▶ **SET TASK**: For each line that holds "اجرای", copy the line out.

Start of RAW DATA

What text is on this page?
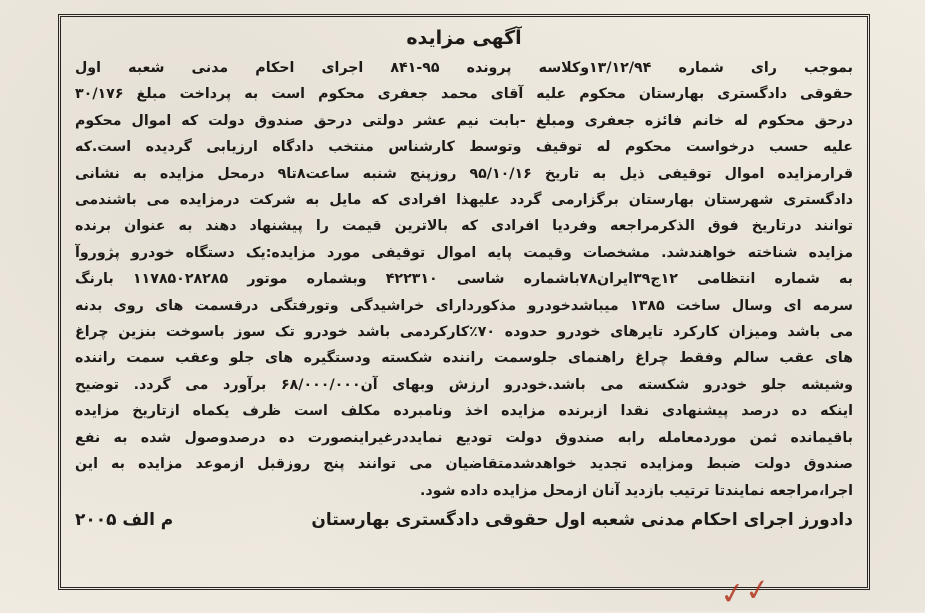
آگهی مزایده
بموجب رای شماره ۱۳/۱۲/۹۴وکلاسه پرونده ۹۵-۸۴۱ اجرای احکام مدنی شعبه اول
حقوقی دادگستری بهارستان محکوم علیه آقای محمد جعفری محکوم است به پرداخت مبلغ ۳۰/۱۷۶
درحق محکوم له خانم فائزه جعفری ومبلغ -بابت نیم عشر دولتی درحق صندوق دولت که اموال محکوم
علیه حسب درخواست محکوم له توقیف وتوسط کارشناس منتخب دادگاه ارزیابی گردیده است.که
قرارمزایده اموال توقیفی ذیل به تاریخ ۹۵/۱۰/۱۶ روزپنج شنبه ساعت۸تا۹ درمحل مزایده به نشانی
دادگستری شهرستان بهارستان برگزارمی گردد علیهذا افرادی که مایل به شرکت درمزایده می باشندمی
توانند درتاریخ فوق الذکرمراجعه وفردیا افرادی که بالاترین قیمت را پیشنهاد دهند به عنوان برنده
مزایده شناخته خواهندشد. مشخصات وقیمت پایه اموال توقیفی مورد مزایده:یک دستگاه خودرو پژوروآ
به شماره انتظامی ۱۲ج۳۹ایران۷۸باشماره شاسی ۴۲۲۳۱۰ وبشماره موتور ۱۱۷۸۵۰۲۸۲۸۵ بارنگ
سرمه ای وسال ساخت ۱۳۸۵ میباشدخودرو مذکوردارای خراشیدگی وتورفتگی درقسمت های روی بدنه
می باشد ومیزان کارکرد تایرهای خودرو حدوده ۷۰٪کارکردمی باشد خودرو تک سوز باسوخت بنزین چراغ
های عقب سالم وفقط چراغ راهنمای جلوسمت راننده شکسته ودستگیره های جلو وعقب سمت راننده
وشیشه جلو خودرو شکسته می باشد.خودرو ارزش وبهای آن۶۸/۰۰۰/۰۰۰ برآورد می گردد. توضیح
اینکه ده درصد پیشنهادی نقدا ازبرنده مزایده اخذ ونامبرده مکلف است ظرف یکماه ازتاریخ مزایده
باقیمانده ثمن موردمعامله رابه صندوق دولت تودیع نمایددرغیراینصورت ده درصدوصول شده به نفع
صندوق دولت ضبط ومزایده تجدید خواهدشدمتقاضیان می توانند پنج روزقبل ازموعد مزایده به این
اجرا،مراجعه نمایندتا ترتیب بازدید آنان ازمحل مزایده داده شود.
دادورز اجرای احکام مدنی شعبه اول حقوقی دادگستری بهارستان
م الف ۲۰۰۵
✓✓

End of RAW DATA
Start of RAW DATA

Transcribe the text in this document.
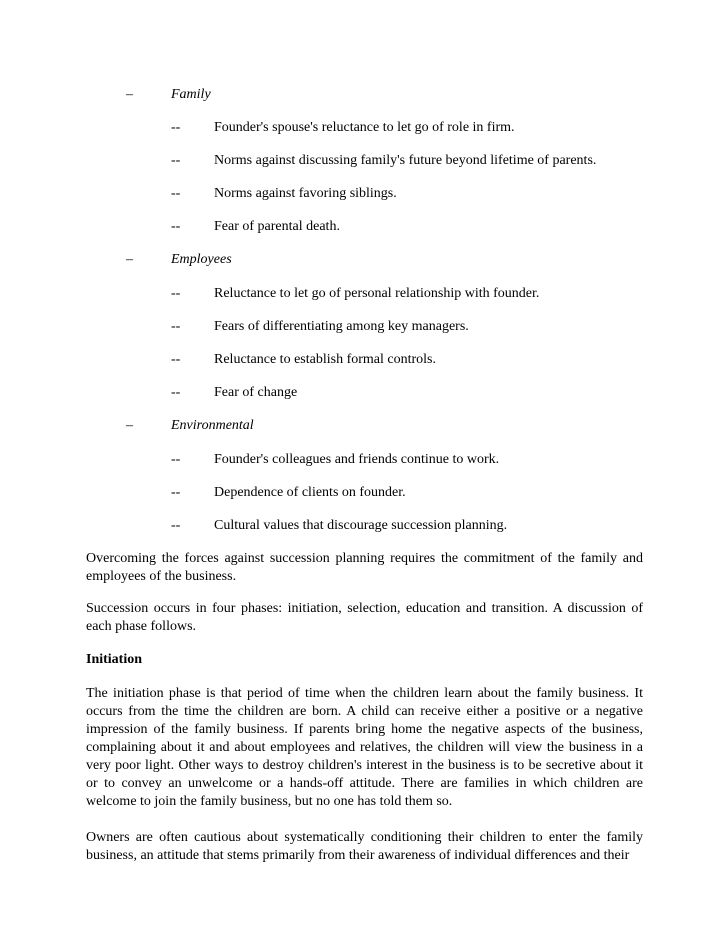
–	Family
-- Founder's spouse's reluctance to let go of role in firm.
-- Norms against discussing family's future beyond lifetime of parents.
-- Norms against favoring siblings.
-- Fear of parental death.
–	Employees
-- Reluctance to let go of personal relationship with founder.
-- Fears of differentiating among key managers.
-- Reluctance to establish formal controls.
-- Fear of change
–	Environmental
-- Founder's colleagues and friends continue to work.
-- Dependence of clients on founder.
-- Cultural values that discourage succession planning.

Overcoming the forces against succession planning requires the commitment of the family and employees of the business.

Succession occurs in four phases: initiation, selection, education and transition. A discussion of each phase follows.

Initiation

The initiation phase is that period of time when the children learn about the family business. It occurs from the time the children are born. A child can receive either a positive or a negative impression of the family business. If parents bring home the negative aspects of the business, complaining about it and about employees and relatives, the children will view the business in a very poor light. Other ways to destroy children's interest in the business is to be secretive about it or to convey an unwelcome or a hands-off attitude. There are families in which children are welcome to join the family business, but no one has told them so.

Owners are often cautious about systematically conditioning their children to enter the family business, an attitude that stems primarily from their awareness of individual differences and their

End of RAW DATA
Start of RAW DATA

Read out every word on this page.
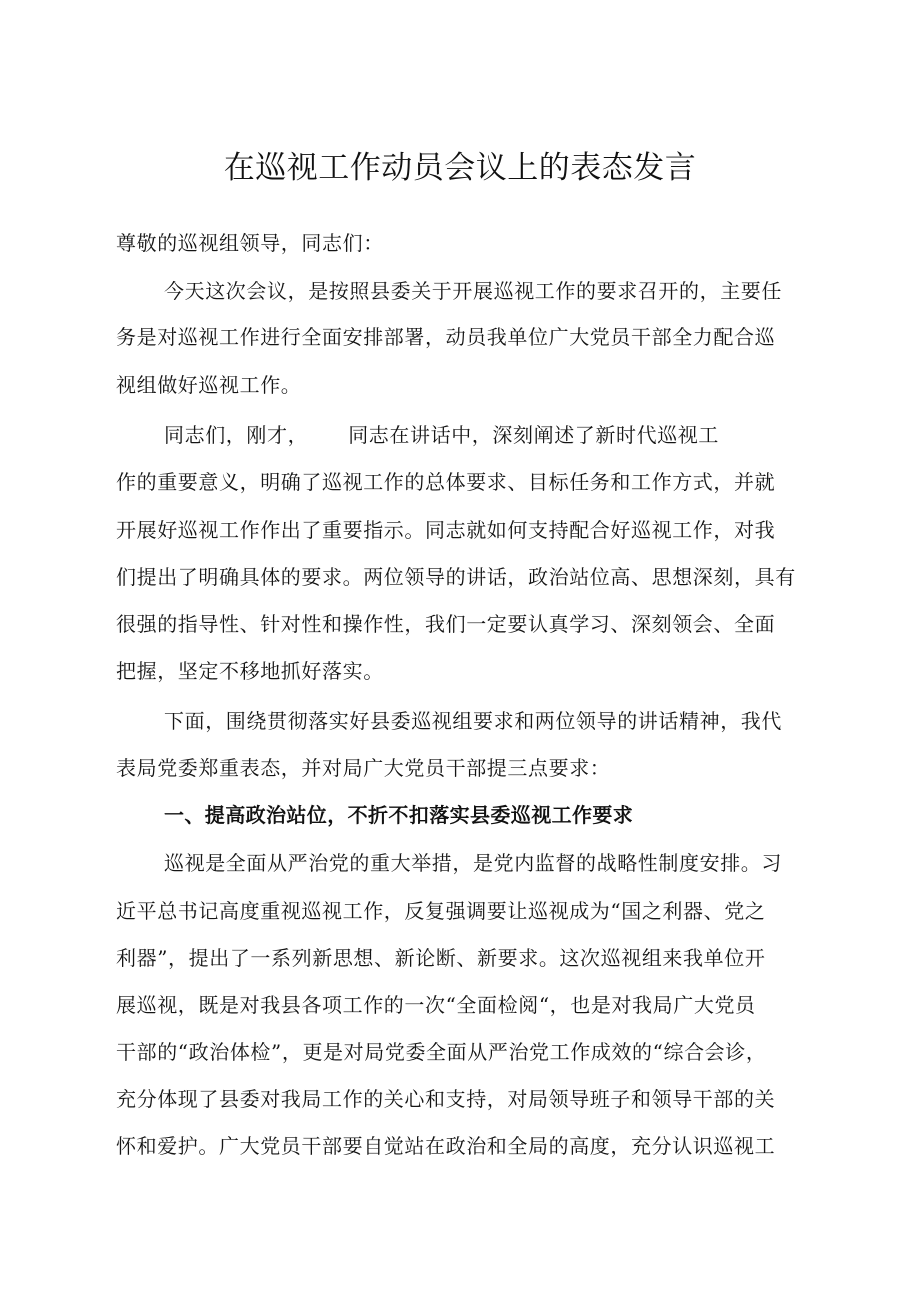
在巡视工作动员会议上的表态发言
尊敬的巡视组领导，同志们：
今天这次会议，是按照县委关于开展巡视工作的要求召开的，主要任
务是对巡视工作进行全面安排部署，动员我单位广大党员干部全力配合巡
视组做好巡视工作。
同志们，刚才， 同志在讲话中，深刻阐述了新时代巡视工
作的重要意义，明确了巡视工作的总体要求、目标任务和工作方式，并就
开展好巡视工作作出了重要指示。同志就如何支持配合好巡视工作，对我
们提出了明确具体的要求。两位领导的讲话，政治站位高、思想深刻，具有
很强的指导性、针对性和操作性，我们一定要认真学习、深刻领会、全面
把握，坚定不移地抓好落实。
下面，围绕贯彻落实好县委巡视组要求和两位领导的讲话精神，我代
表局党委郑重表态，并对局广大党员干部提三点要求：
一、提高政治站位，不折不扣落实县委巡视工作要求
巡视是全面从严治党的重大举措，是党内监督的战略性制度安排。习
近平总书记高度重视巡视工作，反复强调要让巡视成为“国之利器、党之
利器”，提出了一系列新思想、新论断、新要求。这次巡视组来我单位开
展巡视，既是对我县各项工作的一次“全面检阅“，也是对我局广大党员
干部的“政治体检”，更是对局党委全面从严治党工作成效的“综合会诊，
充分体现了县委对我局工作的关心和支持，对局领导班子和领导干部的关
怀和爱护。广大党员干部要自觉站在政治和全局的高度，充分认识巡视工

End of RAW DATA

▶ **RESULT OF THIS EXERCISE**:
بموجب رای شماره ۱۳/۱۲/۹۴وکلاسه پرونده ۹۵-۸۴۱ اجرای احکام مدنی شعبه اول
دادورز اجرای احکام مدنی شعبه اول حقوقی دادگستری بهارستان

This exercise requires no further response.